Part of a data file
★ ★ ★ ★ ★ ★ ★
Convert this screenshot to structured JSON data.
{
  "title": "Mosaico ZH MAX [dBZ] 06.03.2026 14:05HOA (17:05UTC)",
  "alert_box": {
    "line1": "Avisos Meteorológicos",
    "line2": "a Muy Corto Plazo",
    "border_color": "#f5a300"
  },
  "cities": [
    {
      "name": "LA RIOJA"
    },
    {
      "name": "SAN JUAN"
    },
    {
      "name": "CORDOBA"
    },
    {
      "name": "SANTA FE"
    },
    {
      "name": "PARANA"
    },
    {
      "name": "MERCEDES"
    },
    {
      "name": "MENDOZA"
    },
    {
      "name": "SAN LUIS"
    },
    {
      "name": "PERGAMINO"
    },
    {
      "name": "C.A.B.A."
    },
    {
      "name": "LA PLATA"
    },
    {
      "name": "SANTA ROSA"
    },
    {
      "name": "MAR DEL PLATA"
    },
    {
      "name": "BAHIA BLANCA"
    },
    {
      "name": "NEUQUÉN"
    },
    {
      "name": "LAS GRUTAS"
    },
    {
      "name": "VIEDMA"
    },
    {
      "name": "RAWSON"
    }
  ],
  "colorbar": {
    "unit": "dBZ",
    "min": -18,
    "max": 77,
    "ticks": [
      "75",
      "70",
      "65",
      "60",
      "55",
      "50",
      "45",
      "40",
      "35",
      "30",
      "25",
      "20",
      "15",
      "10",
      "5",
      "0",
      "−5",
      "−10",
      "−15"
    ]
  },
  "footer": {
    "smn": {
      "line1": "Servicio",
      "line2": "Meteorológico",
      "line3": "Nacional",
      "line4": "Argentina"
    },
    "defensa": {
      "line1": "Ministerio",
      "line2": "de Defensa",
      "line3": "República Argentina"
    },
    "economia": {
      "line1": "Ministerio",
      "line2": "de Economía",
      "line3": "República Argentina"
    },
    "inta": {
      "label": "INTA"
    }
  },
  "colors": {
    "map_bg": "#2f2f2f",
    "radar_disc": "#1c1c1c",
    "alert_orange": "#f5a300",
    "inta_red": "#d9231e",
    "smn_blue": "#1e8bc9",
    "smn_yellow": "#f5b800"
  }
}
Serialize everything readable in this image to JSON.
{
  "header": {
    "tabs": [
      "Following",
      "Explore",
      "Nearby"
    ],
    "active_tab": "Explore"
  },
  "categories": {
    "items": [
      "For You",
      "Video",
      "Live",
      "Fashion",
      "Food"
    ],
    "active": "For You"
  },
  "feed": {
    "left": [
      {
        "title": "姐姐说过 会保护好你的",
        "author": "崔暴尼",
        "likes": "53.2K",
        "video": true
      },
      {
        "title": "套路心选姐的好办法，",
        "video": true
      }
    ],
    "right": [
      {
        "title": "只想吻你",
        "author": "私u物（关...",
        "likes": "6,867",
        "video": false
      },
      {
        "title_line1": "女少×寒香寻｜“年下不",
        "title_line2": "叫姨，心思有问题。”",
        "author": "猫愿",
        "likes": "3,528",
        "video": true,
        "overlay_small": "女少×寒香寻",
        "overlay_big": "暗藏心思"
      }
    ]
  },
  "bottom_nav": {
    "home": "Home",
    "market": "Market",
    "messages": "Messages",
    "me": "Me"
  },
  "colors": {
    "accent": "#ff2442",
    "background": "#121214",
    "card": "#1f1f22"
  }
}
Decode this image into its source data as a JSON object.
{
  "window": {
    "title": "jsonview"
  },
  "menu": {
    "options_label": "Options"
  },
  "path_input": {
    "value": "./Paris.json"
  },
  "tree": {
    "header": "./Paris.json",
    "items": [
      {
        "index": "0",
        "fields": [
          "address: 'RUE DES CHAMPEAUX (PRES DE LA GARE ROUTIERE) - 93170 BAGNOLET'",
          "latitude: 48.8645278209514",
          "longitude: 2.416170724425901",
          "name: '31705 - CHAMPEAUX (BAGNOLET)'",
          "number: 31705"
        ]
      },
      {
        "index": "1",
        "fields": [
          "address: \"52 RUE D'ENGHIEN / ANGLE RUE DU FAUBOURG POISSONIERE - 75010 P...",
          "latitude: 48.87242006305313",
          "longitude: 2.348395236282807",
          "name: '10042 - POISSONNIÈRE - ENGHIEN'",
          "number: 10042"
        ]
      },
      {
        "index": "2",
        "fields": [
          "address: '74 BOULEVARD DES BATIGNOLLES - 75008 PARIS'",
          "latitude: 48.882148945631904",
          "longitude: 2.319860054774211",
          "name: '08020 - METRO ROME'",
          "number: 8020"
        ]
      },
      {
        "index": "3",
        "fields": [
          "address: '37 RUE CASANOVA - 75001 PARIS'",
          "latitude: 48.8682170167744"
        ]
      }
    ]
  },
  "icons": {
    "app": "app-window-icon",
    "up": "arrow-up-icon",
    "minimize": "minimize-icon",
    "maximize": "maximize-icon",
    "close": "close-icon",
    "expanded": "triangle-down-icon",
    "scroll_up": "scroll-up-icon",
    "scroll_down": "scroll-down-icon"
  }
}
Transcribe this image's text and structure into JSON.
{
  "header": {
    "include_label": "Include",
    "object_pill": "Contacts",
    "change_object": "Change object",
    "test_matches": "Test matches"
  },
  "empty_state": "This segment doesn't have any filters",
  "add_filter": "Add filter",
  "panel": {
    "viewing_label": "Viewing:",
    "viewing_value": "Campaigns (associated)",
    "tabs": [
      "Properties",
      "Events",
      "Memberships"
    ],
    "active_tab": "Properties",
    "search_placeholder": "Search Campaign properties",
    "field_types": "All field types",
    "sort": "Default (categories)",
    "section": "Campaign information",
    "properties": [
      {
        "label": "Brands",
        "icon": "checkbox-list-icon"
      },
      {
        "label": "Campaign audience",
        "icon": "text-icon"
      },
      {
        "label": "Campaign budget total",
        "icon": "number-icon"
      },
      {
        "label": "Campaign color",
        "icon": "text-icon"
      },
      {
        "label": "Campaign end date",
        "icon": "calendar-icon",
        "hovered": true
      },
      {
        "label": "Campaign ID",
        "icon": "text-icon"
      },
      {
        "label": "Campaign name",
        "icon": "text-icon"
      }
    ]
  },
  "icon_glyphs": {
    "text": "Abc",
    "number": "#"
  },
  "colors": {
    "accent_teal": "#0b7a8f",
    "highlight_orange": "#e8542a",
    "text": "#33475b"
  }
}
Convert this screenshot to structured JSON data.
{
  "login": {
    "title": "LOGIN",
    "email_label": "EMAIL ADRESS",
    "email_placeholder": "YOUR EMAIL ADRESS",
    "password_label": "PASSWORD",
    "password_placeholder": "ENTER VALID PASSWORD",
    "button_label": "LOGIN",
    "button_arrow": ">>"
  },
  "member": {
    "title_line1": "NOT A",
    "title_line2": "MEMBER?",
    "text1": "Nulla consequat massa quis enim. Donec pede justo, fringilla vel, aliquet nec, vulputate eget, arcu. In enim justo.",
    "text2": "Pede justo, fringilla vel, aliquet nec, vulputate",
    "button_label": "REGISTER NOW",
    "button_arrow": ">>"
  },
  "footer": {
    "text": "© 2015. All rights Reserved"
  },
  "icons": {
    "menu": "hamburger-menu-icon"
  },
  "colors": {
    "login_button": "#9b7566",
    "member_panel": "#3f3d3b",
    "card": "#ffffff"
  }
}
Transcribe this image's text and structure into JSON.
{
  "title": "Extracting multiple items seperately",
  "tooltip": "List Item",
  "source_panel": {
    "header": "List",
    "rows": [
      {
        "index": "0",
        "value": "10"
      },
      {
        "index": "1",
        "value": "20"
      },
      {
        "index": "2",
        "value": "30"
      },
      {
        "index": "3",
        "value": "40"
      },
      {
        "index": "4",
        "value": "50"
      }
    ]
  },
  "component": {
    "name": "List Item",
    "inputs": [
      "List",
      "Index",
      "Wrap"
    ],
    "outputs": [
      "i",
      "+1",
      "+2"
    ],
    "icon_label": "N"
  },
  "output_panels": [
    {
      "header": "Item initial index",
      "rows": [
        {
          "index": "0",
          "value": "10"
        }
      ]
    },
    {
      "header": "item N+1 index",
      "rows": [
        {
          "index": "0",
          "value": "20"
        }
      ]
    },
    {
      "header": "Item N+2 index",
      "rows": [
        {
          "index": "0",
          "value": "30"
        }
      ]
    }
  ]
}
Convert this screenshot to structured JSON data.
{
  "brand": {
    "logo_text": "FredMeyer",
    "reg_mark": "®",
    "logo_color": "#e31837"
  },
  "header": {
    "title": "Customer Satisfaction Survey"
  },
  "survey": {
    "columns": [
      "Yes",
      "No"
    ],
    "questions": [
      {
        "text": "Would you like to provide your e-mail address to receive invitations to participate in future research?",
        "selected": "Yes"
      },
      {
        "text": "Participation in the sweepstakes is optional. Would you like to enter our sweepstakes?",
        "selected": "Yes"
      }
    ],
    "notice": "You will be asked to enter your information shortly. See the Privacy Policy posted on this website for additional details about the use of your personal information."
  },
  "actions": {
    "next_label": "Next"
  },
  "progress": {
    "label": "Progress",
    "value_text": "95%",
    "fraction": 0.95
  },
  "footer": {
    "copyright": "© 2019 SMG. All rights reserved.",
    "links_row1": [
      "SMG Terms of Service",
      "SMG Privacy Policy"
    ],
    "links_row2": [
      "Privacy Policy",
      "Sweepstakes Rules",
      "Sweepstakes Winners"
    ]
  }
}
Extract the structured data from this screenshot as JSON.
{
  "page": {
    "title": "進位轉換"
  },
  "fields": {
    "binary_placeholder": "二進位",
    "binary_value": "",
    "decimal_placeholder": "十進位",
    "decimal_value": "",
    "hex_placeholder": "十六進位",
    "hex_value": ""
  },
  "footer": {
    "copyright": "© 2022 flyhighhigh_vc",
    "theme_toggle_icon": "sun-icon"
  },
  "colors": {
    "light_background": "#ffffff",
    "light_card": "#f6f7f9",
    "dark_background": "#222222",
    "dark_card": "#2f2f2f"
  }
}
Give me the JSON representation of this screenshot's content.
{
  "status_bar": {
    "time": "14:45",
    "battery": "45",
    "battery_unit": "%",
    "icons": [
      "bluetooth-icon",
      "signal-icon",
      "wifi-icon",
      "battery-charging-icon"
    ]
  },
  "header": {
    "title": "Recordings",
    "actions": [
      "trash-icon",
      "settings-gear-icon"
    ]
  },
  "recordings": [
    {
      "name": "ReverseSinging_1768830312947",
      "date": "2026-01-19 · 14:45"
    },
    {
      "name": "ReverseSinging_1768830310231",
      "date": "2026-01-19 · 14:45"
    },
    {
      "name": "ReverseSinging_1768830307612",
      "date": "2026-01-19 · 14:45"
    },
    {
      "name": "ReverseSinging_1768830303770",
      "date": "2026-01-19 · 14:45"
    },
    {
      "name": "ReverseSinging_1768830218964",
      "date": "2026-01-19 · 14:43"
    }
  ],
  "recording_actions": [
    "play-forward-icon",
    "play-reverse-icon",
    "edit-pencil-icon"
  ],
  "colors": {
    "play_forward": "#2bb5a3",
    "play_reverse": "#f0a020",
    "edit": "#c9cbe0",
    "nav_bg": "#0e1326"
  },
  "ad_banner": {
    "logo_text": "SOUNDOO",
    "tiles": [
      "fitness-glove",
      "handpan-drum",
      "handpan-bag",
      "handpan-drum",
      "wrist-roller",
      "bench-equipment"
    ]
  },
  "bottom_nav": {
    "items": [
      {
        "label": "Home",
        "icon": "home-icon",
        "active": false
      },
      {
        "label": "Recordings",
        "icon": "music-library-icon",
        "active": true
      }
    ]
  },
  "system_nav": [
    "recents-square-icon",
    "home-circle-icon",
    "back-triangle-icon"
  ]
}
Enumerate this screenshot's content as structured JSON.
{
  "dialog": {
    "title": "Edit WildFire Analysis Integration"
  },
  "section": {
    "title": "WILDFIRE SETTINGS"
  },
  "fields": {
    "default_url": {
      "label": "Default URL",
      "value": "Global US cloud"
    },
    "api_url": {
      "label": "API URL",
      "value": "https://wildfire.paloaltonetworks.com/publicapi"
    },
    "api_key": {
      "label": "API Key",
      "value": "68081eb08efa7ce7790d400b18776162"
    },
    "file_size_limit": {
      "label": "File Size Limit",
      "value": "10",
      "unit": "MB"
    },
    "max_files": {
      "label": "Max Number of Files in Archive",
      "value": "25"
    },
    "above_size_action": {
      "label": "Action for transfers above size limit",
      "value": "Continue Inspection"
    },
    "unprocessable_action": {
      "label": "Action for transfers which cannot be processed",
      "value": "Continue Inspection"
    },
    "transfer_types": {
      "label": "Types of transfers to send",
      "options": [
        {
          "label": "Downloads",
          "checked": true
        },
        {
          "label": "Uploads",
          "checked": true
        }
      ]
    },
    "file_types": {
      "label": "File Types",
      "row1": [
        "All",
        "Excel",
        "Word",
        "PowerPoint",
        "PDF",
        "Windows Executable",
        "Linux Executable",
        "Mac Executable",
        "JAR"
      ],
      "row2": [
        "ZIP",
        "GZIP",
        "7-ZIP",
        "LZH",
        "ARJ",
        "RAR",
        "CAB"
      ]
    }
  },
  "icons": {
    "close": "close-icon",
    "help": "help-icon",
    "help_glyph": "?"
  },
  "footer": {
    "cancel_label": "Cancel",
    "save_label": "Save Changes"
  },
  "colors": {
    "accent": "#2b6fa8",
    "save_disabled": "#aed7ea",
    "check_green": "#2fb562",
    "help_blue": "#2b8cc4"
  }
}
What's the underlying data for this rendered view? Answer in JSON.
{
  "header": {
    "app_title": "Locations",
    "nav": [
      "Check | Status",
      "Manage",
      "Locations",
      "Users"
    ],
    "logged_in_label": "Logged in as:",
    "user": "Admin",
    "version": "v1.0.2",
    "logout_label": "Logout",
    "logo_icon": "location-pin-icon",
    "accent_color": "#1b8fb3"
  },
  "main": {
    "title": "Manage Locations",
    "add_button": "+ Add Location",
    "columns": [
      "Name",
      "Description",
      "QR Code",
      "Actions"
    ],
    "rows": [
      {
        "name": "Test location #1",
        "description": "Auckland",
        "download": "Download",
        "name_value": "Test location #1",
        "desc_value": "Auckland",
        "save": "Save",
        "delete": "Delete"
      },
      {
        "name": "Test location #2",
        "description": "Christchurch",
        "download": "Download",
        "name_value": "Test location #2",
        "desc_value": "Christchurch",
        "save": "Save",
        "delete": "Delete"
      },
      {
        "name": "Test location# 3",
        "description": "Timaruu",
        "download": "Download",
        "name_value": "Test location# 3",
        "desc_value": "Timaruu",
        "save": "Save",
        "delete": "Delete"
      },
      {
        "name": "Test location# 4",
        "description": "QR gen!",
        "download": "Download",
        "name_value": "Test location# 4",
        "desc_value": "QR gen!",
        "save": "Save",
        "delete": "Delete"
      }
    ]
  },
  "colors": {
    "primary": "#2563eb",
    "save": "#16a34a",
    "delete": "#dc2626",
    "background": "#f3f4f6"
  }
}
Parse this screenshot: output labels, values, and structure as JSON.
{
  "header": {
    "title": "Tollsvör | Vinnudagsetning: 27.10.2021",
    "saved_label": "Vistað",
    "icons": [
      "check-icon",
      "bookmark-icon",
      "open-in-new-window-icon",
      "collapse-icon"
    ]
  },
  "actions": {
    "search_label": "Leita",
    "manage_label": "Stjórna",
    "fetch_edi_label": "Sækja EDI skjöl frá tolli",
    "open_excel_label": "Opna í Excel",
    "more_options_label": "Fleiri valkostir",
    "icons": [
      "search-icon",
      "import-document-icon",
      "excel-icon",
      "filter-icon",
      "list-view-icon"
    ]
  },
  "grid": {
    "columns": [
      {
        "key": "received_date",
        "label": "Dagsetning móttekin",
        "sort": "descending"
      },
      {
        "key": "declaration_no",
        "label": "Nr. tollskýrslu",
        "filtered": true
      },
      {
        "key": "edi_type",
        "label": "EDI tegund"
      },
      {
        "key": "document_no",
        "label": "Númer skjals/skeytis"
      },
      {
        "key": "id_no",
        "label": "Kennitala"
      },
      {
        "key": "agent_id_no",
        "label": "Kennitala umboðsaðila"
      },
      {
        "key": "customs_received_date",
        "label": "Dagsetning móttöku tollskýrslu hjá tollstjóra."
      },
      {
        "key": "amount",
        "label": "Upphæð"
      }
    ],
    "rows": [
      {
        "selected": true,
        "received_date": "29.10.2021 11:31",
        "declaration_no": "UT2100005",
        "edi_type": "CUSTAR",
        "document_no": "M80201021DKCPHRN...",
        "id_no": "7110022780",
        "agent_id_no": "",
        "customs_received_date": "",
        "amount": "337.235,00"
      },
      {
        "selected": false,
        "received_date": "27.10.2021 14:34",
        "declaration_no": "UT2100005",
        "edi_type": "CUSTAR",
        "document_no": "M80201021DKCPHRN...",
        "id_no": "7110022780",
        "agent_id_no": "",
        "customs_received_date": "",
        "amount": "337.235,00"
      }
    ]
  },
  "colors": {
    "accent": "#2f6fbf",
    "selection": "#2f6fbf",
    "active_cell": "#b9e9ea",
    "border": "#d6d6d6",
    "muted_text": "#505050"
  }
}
★ ★ ★ ★ ★ ★ ★
| Your objective |
Search the data above for the string "triangle" and copy each line that has it.

| Solution to the problem |
    "expanded": "triangle-down-icon",
    "back-triangle-icon"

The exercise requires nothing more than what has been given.